* **Given instruction**: All of the lines below are to be transcribed faithfully, with pictures excluded from the copy.

* **Exercise inputs**:
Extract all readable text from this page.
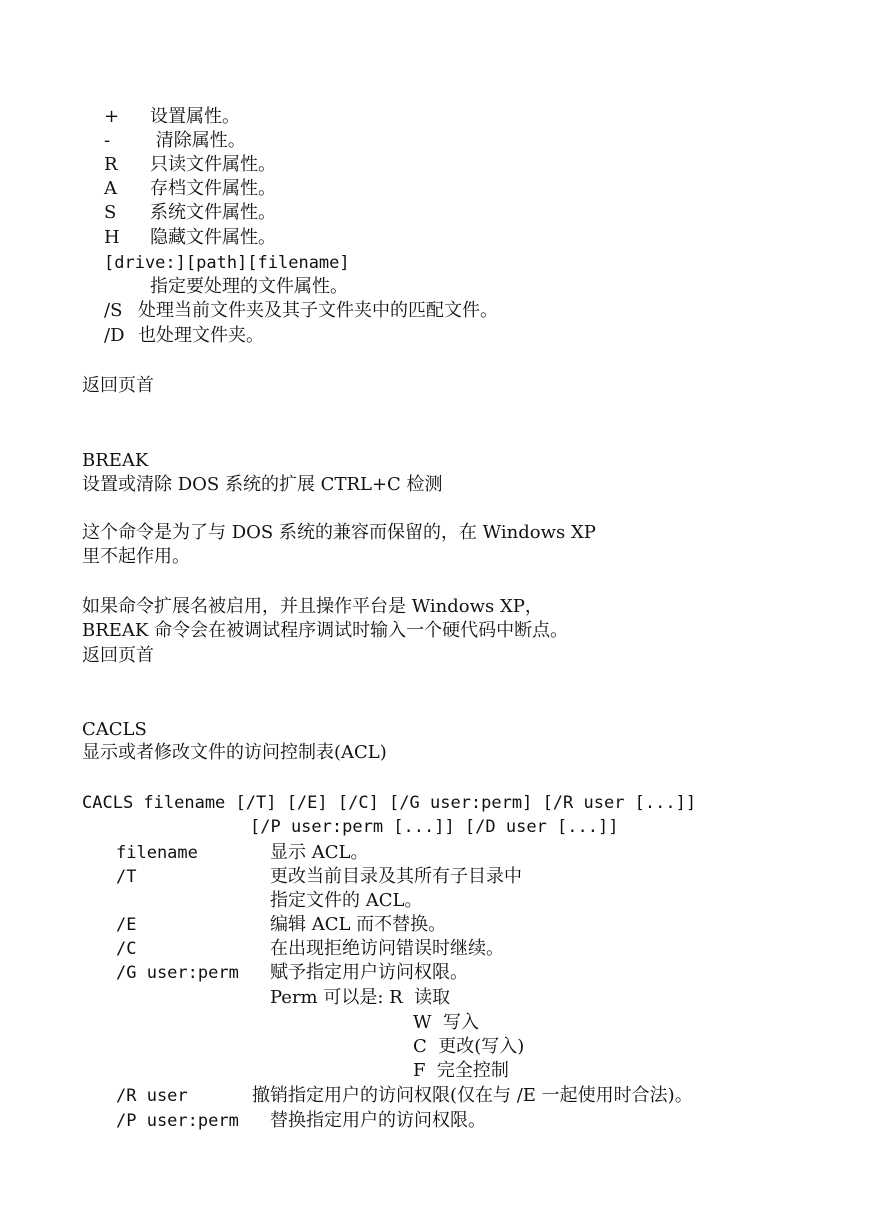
+ 设置属性。
- 清除属性。
R 只读文件属性。
A 存档文件属性。
S 系统文件属性。
H 隐藏文件属性。
[drive:][path][filename]
指定要处理的文件属性。
/S 处理当前文件夹及其子文件夹中的匹配文件。
/D 也处理文件夹。
返回页首
BREAK
设置或清除 DOS 系统的扩展 CTRL+C 检测
这个命令是为了与 DOS 系统的兼容而保留的，在 Windows XP
里不起作用。
如果命令扩展名被启用，并且操作平台是 Windows XP，
BREAK 命令会在被调试程序调试时输入一个硬代码中断点。
返回页首
CACLS
显示或者修改文件的访问控制表(ACL)
CACLS filename [/T] [/E] [/C] [/G user:perm] [/R user [...]]
[/P user:perm [...]] [/D user [...]]
filename	显示 ACL。
/T	更改当前目录及其所有子目录中
指定文件的 ACL。
/E	编辑 ACL 而不替换。
/C	在出现拒绝访问错误时继续。
/G user:perm 赋予指定用户访问权限。
Perm 可以是: R  读取
W  写入
C  更改(写入)
F  完全控制
/R user	撤销指定用户的访问权限(仅在与 /E 一起使用时合法)。
/P user:perm 替换指定用户的访问权限。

* **Expected answer**:
Extract all readable text from this page.
+ 设置属性。
- 清除属性。
R 只读文件属性。
A 存档文件属性。
S 系统文件属性。
H 隐藏文件属性。
[drive:][path][filename]
指定要处理的文件属性。
/S 处理当前文件夹及其子文件夹中的匹配文件。
/D 也处理文件夹。
返回页首
BREAK
设置或清除 DOS 系统的扩展 CTRL+C 检测
这个命令是为了与 DOS 系统的兼容而保留的，在 Windows XP
里不起作用。
如果命令扩展名被启用，并且操作平台是 Windows XP，
BREAK 命令会在被调试程序调试时输入一个硬代码中断点。
返回页首
CACLS
显示或者修改文件的访问控制表(ACL)
CACLS filename [/T] [/E] [/C] [/G user:perm] [/R user [...]]
[/P user:perm [...]] [/D user [...]]
filename	显示 ACL。
/T	更改当前目录及其所有子目录中
指定文件的 ACL。
/E	编辑 ACL 而不替换。
/C	在出现拒绝访问错误时继续。
/G user:perm 赋予指定用户访问权限。
Perm 可以是: R  读取
W  写入
C  更改(写入)
F  完全控制
/R user	撤销指定用户的访问权限(仅在与 /E 一起使用时合法)。
/P user:perm 替换指定用户的访问权限。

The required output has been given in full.